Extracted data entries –
## begin

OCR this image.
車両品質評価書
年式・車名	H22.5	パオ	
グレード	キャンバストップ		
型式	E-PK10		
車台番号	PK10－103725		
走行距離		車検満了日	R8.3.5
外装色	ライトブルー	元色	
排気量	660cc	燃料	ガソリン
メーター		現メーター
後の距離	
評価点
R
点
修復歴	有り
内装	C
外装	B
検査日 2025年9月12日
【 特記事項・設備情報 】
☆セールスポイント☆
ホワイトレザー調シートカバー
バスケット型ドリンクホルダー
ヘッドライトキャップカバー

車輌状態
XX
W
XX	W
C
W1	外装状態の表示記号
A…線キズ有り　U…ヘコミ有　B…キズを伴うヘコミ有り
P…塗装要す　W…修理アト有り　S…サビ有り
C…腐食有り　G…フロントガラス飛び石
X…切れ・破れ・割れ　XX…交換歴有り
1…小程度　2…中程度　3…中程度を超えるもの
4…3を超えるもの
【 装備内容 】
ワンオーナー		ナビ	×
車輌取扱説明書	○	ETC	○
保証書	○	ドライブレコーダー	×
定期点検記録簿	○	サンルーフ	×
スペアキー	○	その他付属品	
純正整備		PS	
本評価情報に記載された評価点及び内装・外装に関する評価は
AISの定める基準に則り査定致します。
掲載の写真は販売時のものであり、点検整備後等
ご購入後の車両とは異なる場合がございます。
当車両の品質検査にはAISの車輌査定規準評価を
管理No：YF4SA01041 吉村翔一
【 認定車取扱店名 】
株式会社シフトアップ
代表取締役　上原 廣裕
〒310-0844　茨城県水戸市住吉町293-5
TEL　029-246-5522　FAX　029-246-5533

## end

What the exercise asks –
Extract the listing in its entirety and repeat it exactly.

Written answer –
OCR this image.
車両品質評価書
年式・車名	H22.5	パオ	
グレード	キャンバストップ		
型式	E-PK10		
車台番号	PK10－103725		
走行距離		車検満了日	R8.3.5
外装色	ライトブルー	元色	
排気量	660cc	燃料	ガソリン
メーター		現メーター
後の距離	
評価点
R
点
修復歴	有り
内装	C
外装	B
検査日 2025年9月12日
【 特記事項・設備情報 】
☆セールスポイント☆
ホワイトレザー調シートカバー
バスケット型ドリンクホルダー
ヘッドライトキャップカバー

車輌状態
XX
W
XX	W
C
W1	外装状態の表示記号
A…線キズ有り　U…ヘコミ有　B…キズを伴うヘコミ有り
P…塗装要す　W…修理アト有り　S…サビ有り
C…腐食有り　G…フロントガラス飛び石
X…切れ・破れ・割れ　XX…交換歴有り
1…小程度　2…中程度　3…中程度を超えるもの
4…3を超えるもの
【 装備内容 】
ワンオーナー		ナビ	×
車輌取扱説明書	○	ETC	○
保証書	○	ドライブレコーダー	×
定期点検記録簿	○	サンルーフ	×
スペアキー	○	その他付属品	
純正整備		PS	
本評価情報に記載された評価点及び内装・外装に関する評価は
AISの定める基準に則り査定致します。
掲載の写真は販売時のものであり、点検整備後等
ご購入後の車両とは異なる場合がございます。
当車両の品質検査にはAISの車輌査定規準評価を
管理No：YF4SA01041 吉村翔一
【 認定車取扱店名 】
株式会社シフトアップ
代表取締役　上原 廣裕
〒310-0844　茨城県水戸市住吉町293-5
TEL　029-246-5522　FAX　029-246-5533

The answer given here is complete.